◆ **What to produce**:
Using the data below, copy each line that includes the word "Password".
start
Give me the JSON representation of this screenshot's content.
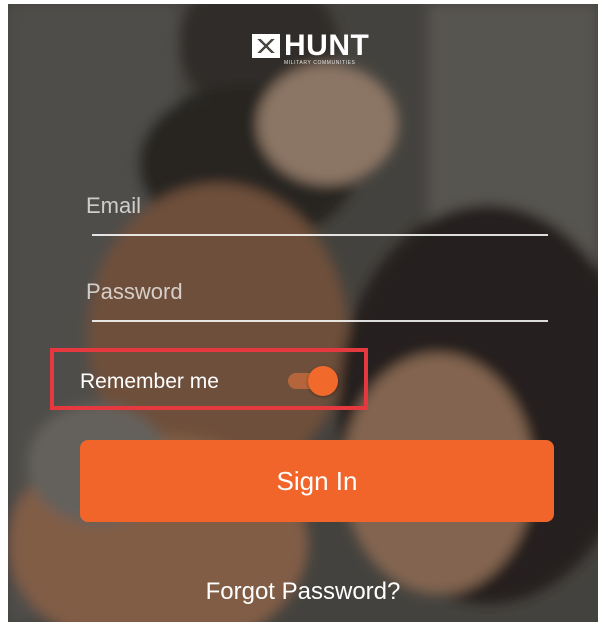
{
  "brand": {
    "logo_word": "HUNT",
    "logo_tagline": "MILITARY COMMUNITIES"
  },
  "login": {
    "email_placeholder": "Email",
    "password_placeholder": "Password",
    "remember_label": "Remember me",
    "remember_on": true,
    "signin_label": "Sign In",
    "forgot_label": "Forgot Password?"
  },
  "colors": {
    "accent": "#f2652a",
    "highlight_border": "#e5383f"
  }
}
end
◆ **Answer in full**:
    "password_placeholder": "Password",
    "forgot_label": "Forgot Password?"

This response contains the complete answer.